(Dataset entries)
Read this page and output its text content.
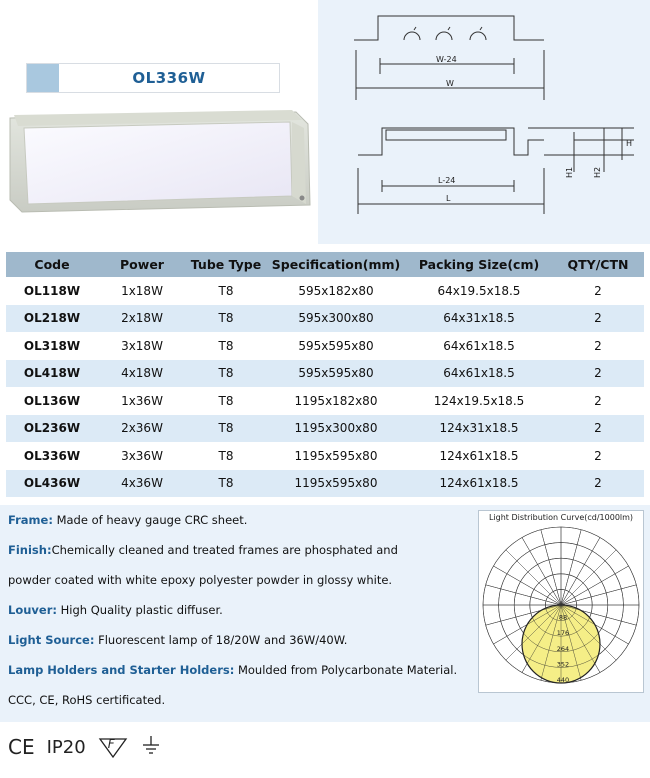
OL336W
W-24
W
L-24
L
H1 H2
H
Code	Power	Tube Type	Specification(mm)	Packing Size(cm)	QTY/CTN
OL118W	1x18W	T8	595x182x80	64x19.5x18.5	2
OL218W	2x18W	T8	595x300x80	64x31x18.5	2
OL318W	3x18W	T8	595x595x80	64x61x18.5	2
OL418W	4x18W	T8	595x595x80	64x61x18.5	2
OL136W	1x36W	T8	1195x182x80	124x19.5x18.5	2
OL236W	2x36W	T8	1195x300x80	124x31x18.5	2
OL336W	3x36W	T8	1195x595x80	124x61x18.5	2
OL436W	4x36W	T8	1195x595x80	124x61x18.5	2

Frame: Made of heavy gauge CRC sheet.

Finish:Chemically cleaned and treated frames are phosphated and

powder coated with white epoxy polyester powder in glossy white.

Louver: High Quality plastic diffuser.

Light Source: Fluorescent lamp of 18/20W and 36W/40W.

Lamp Holders and Starter Holders: Moulded from Polycarbonate Material.

CCC, CE, RoHS certificated.

Light Distribution Curve(cd/1000lm)
88
176
264
352
440
CE IP20 F
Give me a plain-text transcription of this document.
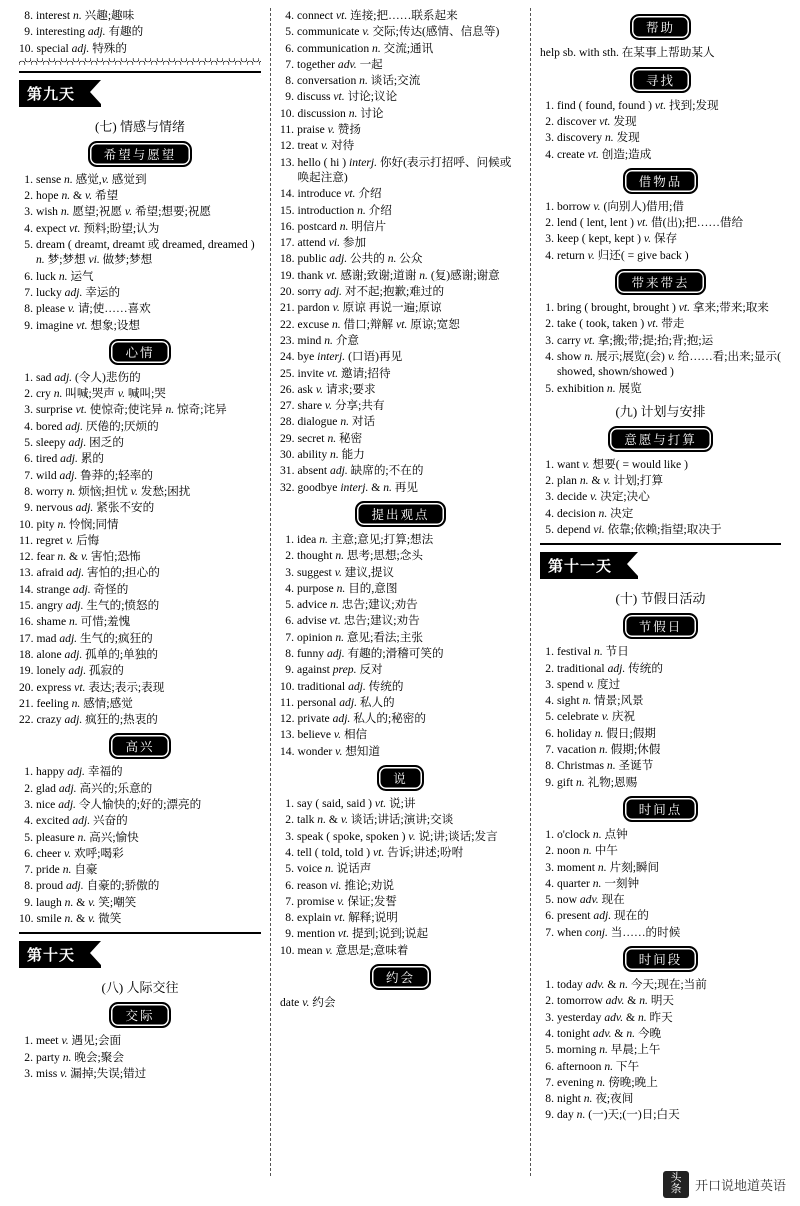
8. interest n. 兴趣;趣味
9. interesting adj. 有趣的
10. special adj. 特殊的
第九天
(七) 情感与情绪
希望与愿望
1. sense n. 感觉,v. 感觉到
2. hope n. & v. 希望
3. wish n. 愿望;祝愿 v. 希望;想要;祝愿
4. expect vt. 预料;盼望;认为
5. dream ( dreamt, dreamt 或 dreamed, dreamed ) n. 梦;梦想 vi. 做梦;梦想
6. luck n. 运气
7. lucky adj. 幸运的
8. please v. 请;使……喜欢
9. imagine vt. 想象;设想
心情
1. sad adj. (令人)悲伤的
2. cry n. 叫喊;哭声 v. 喊叫;哭
3. surprise vt. 使惊奇;使诧异 n. 惊奇;诧异
4. bored adj. 厌倦的;厌烦的
5. sleepy adj. 困乏的
6. tired adj. 累的
7. wild adj. 鲁莽的;轻率的
8. worry n. 烦恼;担忧 v. 发愁;困扰
9. nervous adj. 紧张不安的
10. pity n. 怜悯;同情
11. regret v. 后悔
12. fear n. & v. 害怕;恐怖
13. afraid adj. 害怕的;担心的
14. strange adj. 奇怪的
15. angry adj. 生气的;愤怒的
16. shame n. 可惜;羞愧
17. mad adj. 生气的;疯狂的
18. alone adj. 孤单的;单独的
19. lonely adj. 孤寂的
20. express vt. 表达;表示;表现
21. feeling n. 感情;感觉
22. crazy adj. 疯狂的;热衷的
高兴
1. happy adj. 幸福的
2. glad adj. 高兴的;乐意的
3. nice adj. 令人愉快的;好的;漂亮的
4. excited adj. 兴奋的
5. pleasure n. 高兴;愉快
6. cheer v. 欢呼;喝彩
7. pride n. 自豪
8. proud adj. 自豪的;骄傲的
9. laugh n. & v. 笑;嘲笑
10. smile n. & v. 微笑
第十天
(八) 人际交往
交际
1. meet v. 遇见;会面
2. party n. 晚会;聚会
3. miss v. 漏掉;失误;错过
4. connect vt. 连接;把……联系起来
5. communicate v. 交际;传达(感情、信息等)
6. communication n. 交流;通讯
7. together adv. 一起
8. conversation n. 谈话;交流
9. discuss vt. 讨论;议论
10. discussion n. 讨论
11. praise v. 赞扬
12. treat v. 对待
13. hello ( hi ) interj. 你好(表示打招呼、问候或唤起注意)
14. introduce vt. 介绍
15. introduction n. 介绍
16. postcard n. 明信片
17. attend vi. 参加
18. public adj. 公共的 n. 公众
19. thank vt. 感谢;致谢;道谢 n. (复)感谢;谢意
20. sorry adj. 对不起;抱歉;难过的
21. pardon v. 原谅 再说一遍;原谅
22. excuse n. 借口;辩解 vt. 原谅;宽恕
23. mind n. 介意
24. bye interj. (口语)再见
25. invite vt. 邀请;招待
26. ask v. 请求;要求
27. share v. 分享;共有
28. dialogue n. 对话
29. secret n. 秘密
30. ability n. 能力
31. absent adj. 缺席的;不在的
32. goodbye interj. & n. 再见
提出观点
1. idea n. 主意;意见;打算;想法
2. thought n. 思考;思想;念头
3. suggest v. 建议,提议
4. purpose n. 目的,意图
5. advice n. 忠告;建议;劝告
6. advise vt. 忠告;建议;劝告
7. opinion n. 意见;看法;主张
8. funny adj. 有趣的;滑稽可笑的
9. against prep. 反对
10. traditional adj. 传统的
11. personal adj. 私人的
12. private adj. 私人的;秘密的
13. believe v. 相信
14. wonder v. 想知道
说
1. say ( said, said ) vt. 说;讲
2. talk n. & v. 谈话;讲话;演讲;交谈
3. speak ( spoke, spoken ) v. 说;讲;谈话;发言
4. tell ( told, told ) vt. 告诉;讲述;吩咐
5. voice n. 说话声
6. reason vi. 推论;劝说
7. promise v. 保证;发誓
8. explain vt. 解释;说明
9. mention vt. 提到;说到;说起
10. mean v. 意思是;意味着
约会
date v. 约会
帮助
help sb. with sth. 在某事上帮助某人
寻找
1. find ( found, found ) vt. 找到;发现
2. discover vt. 发现
3. discovery n. 发现
4. create vt. 创造;造成
借物品
1. borrow v. (向别人)借用;借
2. lend ( lent, lent ) vt. 借(出);把……借给
3. keep ( kept, kept ) v. 保存
4. return v. 归还( = give back )
带来带去
1. bring ( brought, brought ) vt. 拿来;带来;取来
2. take ( took, taken ) vt. 带走
3. carry vt. 拿;搬;带;提;抬;背;抱;运
4. show n. 展示;展览(会) v. 给……看;出来;显示( showed, shown/showed )
5. exhibition n. 展览
(九) 计划与安排
意愿与打算
1. want v. 想要( = would like )
2. plan n. & v. 计划;打算
3. decide v. 决定;决心
4. decision n. 决定
5. depend vi. 依靠;依赖;指望;取决于
第十一天
(十) 节假日活动
节假日
1. festival n. 节日
2. traditional adj. 传统的
3. spend v. 度过
4. sight n. 情景;风景
5. celebrate v. 庆祝
6. holiday n. 假日;假期
7. vacation n. 假期;休假
8. Christmas n. 圣诞节
9. gift n. 礼物;恩赐
时间点
1. o'clock n. 点钟
2. noon n. 中午
3. moment n. 片刻;瞬间
4. quarter n. 一刻钟
5. now adv. 现在
6. present adj. 现在的
7. when conj. 当……的时候
时间段
1. today adv. & n. 今天;现在;当前
2. tomorrow adv. & n. 明天
3. yesterday adv. & n. 昨天
4. tonight adv. & n. 今晚
5. morning n. 早晨;上午
6. afternoon n. 下午
7. evening n. 傍晚;晚上
8. night n. 夜;夜间
9. day n. (一)天;(一)日;白天
头条	开口说地道英语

Aim -
Quote the data above in full and without alteration; skip the pictures.

Exercise result -
Read this page and output its text content.
OL336W
W-24
W
L-24
L
H1 H2
H
Code	Power	Tube Type	Specification(mm)	Packing Size(cm)	QTY/CTN
OL118W	1x18W	T8	595x182x80	64x19.5x18.5	2
OL218W	2x18W	T8	595x300x80	64x31x18.5	2
OL318W	3x18W	T8	595x595x80	64x61x18.5	2
OL418W	4x18W	T8	595x595x80	64x61x18.5	2
OL136W	1x36W	T8	1195x182x80	124x19.5x18.5	2
OL236W	2x36W	T8	1195x300x80	124x31x18.5	2
OL336W	3x36W	T8	1195x595x80	124x61x18.5	2
OL436W	4x36W	T8	1195x595x80	124x61x18.5	2

Frame: Made of heavy gauge CRC sheet.

Finish:Chemically cleaned and treated frames are phosphated and

powder coated with white epoxy polyester powder in glossy white.

Louver: High Quality plastic diffuser.

Light Source: Fluorescent lamp of 18/20W and 36W/40W.

Lamp Holders and Starter Holders: Moulded from Polycarbonate Material.

CCC, CE, RoHS certificated.

Light Distribution Curve(cd/1000lm)
88
176
264
352
440
CE IP20 F
Give me a plain-text transcription of this document.
8. interest n. 兴趣;趣味
9. interesting adj. 有趣的
10. special adj. 特殊的
第九天
(七) 情感与情绪
希望与愿望
1. sense n. 感觉,v. 感觉到
2. hope n. & v. 希望
3. wish n. 愿望;祝愿 v. 希望;想要;祝愿
4. expect vt. 预料;盼望;认为
5. dream ( dreamt, dreamt 或 dreamed, dreamed ) n. 梦;梦想 vi. 做梦;梦想
6. luck n. 运气
7. lucky adj. 幸运的
8. please v. 请;使……喜欢
9. imagine vt. 想象;设想
心情
1. sad adj. (令人)悲伤的
2. cry n. 叫喊;哭声 v. 喊叫;哭
3. surprise vt. 使惊奇;使诧异 n. 惊奇;诧异
4. bored adj. 厌倦的;厌烦的
5. sleepy adj. 困乏的
6. tired adj. 累的
7. wild adj. 鲁莽的;轻率的
8. worry n. 烦恼;担忧 v. 发愁;困扰
9. nervous adj. 紧张不安的
10. pity n. 怜悯;同情
11. regret v. 后悔
12. fear n. & v. 害怕;恐怖
13. afraid adj. 害怕的;担心的
14. strange adj. 奇怪的
15. angry adj. 生气的;愤怒的
16. shame n. 可惜;羞愧
17. mad adj. 生气的;疯狂的
18. alone adj. 孤单的;单独的
19. lonely adj. 孤寂的
20. express vt. 表达;表示;表现
21. feeling n. 感情;感觉
22. crazy adj. 疯狂的;热衷的
高兴
1. happy adj. 幸福的
2. glad adj. 高兴的;乐意的
3. nice adj. 令人愉快的;好的;漂亮的
4. excited adj. 兴奋的
5. pleasure n. 高兴;愉快
6. cheer v. 欢呼;喝彩
7. pride n. 自豪
8. proud adj. 自豪的;骄傲的
9. laugh n. & v. 笑;嘲笑
10. smile n. & v. 微笑
第十天
(八) 人际交往
交际
1. meet v. 遇见;会面
2. party n. 晚会;聚会
3. miss v. 漏掉;失误;错过
4. connect vt. 连接;把……联系起来
5. communicate v. 交际;传达(感情、信息等)
6. communication n. 交流;通讯
7. together adv. 一起
8. conversation n. 谈话;交流
9. discuss vt. 讨论;议论
10. discussion n. 讨论
11. praise v. 赞扬
12. treat v. 对待
13. hello ( hi ) interj. 你好(表示打招呼、问候或唤起注意)
14. introduce vt. 介绍
15. introduction n. 介绍
16. postcard n. 明信片
17. attend vi. 参加
18. public adj. 公共的 n. 公众
19. thank vt. 感谢;致谢;道谢 n. (复)感谢;谢意
20. sorry adj. 对不起;抱歉;难过的
21. pardon v. 原谅 再说一遍;原谅
22. excuse n. 借口;辩解 vt. 原谅;宽恕
23. mind n. 介意
24. bye interj. (口语)再见
25. invite vt. 邀请;招待
26. ask v. 请求;要求
27. share v. 分享;共有
28. dialogue n. 对话
29. secret n. 秘密
30. ability n. 能力
31. absent adj. 缺席的;不在的
32. goodbye interj. & n. 再见
提出观点
1. idea n. 主意;意见;打算;想法
2. thought n. 思考;思想;念头
3. suggest v. 建议,提议
4. purpose n. 目的,意图
5. advice n. 忠告;建议;劝告
6. advise vt. 忠告;建议;劝告
7. opinion n. 意见;看法;主张
8. funny adj. 有趣的;滑稽可笑的
9. against prep. 反对
10. traditional adj. 传统的
11. personal adj. 私人的
12. private adj. 私人的;秘密的
13. believe v. 相信
14. wonder v. 想知道
说
1. say ( said, said ) vt. 说;讲
2. talk n. & v. 谈话;讲话;演讲;交谈
3. speak ( spoke, spoken ) v. 说;讲;谈话;发言
4. tell ( told, told ) vt. 告诉;讲述;吩咐
5. voice n. 说话声
6. reason vi. 推论;劝说
7. promise v. 保证;发誓
8. explain vt. 解释;说明
9. mention vt. 提到;说到;说起
10. mean v. 意思是;意味着
约会
date v. 约会
帮助
help sb. with sth. 在某事上帮助某人
寻找
1. find ( found, found ) vt. 找到;发现
2. discover vt. 发现
3. discovery n. 发现
4. create vt. 创造;造成
借物品
1. borrow v. (向别人)借用;借
2. lend ( lent, lent ) vt. 借(出);把……借给
3. keep ( kept, kept ) v. 保存
4. return v. 归还( = give back )
带来带去
1. bring ( brought, brought ) vt. 拿来;带来;取来
2. take ( took, taken ) vt. 带走
3. carry vt. 拿;搬;带;提;抬;背;抱;运
4. show n. 展示;展览(会) v. 给……看;出来;显示( showed, shown/showed )
5. exhibition n. 展览
(九) 计划与安排
意愿与打算
1. want v. 想要( = would like )
2. plan n. & v. 计划;打算
3. decide v. 决定;决心
4. decision n. 决定
5. depend vi. 依靠;依赖;指望;取决于
第十一天
(十) 节假日活动
节假日
1. festival n. 节日
2. traditional adj. 传统的
3. spend v. 度过
4. sight n. 情景;风景
5. celebrate v. 庆祝
6. holiday n. 假日;假期
7. vacation n. 假期;休假
8. Christmas n. 圣诞节
9. gift n. 礼物;恩赐
时间点
1. o'clock n. 点钟
2. noon n. 中午
3. moment n. 片刻;瞬间
4. quarter n. 一刻钟
5. now adv. 现在
6. present adj. 现在的
7. when conj. 当……的时候
时间段
1. today adv. & n. 今天;现在;当前
2. tomorrow adv. & n. 明天
3. yesterday adv. & n. 昨天
4. tonight adv. & n. 今晚
5. morning n. 早晨;上午
6. afternoon n. 下午
7. evening n. 傍晚;晚上
8. night n. 夜;夜间
9. day n. (一)天;(一)日;白天
头条	开口说地道英语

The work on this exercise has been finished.